DATASET RECORDS =>

· · ·

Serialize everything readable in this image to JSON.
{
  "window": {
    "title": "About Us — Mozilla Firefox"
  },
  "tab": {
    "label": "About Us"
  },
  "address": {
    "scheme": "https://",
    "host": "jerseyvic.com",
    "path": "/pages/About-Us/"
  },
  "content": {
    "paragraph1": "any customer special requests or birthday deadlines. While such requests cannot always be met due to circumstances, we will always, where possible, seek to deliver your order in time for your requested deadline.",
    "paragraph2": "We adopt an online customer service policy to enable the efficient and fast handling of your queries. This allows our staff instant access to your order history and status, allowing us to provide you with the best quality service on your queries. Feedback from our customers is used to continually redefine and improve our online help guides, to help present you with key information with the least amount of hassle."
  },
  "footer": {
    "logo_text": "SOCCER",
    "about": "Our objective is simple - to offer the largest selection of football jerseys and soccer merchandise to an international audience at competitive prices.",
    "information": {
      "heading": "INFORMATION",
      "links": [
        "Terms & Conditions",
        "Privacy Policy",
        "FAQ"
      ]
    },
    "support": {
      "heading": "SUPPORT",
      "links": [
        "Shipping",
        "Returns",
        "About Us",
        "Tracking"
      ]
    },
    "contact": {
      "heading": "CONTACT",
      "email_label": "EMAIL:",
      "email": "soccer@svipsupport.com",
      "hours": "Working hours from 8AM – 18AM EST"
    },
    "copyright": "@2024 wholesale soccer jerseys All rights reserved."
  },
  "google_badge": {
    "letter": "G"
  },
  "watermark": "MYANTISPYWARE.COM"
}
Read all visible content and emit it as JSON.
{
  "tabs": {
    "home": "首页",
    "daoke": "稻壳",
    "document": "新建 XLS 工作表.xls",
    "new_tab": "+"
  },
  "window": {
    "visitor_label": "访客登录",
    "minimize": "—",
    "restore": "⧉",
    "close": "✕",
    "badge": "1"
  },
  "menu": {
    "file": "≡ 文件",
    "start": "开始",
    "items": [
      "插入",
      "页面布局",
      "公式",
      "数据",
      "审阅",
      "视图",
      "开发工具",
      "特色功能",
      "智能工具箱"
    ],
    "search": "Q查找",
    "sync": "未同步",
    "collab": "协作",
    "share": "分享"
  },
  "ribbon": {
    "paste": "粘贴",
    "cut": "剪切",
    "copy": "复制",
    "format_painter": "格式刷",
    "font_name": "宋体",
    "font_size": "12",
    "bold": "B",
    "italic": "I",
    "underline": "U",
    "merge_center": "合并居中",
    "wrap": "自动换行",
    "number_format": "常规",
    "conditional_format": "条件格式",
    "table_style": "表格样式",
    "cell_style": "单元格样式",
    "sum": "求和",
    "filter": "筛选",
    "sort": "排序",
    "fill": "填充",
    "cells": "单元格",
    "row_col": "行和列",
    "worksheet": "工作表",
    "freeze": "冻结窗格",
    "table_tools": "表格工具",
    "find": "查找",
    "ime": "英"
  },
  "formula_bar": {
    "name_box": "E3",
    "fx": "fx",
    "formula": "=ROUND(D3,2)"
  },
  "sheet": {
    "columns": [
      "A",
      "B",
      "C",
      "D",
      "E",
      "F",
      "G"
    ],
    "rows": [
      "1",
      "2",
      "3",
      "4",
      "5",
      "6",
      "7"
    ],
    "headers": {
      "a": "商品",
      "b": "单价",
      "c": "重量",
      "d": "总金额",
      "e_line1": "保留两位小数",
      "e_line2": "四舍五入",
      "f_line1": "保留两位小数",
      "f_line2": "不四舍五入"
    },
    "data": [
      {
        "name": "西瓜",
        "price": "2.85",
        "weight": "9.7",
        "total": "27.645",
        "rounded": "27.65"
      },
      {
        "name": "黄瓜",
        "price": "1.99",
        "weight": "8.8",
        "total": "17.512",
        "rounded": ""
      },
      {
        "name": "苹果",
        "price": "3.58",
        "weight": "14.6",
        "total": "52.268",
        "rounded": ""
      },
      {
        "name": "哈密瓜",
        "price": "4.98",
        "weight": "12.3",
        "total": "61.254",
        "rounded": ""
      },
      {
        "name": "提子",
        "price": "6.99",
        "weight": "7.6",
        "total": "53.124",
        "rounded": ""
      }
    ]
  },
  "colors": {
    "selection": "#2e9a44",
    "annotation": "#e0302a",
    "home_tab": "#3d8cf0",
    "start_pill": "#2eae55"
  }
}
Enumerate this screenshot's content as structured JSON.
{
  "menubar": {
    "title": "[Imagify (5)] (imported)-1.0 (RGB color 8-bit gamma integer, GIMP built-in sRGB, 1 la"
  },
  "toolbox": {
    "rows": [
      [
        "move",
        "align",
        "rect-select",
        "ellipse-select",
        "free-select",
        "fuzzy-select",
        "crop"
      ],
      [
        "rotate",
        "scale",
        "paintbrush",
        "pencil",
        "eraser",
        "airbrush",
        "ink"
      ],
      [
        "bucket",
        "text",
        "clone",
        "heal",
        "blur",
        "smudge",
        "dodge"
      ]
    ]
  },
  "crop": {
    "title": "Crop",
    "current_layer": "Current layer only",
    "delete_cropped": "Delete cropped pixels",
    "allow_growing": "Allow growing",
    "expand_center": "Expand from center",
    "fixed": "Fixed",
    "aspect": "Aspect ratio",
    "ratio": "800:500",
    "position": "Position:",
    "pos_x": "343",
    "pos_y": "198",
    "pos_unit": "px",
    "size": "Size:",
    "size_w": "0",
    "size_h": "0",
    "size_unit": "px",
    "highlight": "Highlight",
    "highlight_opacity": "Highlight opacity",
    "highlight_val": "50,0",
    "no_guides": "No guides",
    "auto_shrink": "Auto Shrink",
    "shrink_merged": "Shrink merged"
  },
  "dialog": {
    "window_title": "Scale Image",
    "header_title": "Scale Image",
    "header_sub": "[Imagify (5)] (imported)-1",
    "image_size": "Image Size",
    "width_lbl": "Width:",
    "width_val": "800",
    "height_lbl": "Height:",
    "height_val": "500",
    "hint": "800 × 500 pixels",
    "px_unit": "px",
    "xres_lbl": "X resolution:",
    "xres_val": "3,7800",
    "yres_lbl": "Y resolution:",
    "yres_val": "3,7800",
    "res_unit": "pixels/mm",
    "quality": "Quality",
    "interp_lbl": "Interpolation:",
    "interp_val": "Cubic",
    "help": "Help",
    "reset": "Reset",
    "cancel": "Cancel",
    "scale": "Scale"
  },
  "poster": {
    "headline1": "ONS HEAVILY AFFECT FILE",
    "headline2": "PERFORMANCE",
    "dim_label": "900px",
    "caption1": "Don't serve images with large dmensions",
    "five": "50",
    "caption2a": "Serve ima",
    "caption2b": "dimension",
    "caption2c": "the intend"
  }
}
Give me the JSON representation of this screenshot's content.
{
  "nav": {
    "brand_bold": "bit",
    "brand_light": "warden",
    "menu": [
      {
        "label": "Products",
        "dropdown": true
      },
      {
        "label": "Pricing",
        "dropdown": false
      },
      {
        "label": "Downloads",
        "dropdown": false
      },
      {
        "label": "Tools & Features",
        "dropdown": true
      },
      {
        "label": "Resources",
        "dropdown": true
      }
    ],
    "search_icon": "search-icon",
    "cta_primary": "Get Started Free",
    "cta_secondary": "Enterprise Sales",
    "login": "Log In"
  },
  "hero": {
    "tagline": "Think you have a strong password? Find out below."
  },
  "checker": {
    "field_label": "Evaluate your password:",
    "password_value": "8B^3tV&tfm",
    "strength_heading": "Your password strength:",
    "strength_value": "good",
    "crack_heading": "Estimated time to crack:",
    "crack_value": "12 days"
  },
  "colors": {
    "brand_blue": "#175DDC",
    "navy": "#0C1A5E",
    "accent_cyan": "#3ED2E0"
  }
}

· · ·

WRITTEN PROBLEM =>
Using the listing above, return all lines where the word "Imagify" occurs.

RESULT OF THE TASK =>
    "title": "[Imagify (5)] (imported)-1.0 (RGB color 8-bit gamma integer, GIMP built-in sRGB, 1 la"
    "header_sub": "[Imagify (5)] (imported)-1",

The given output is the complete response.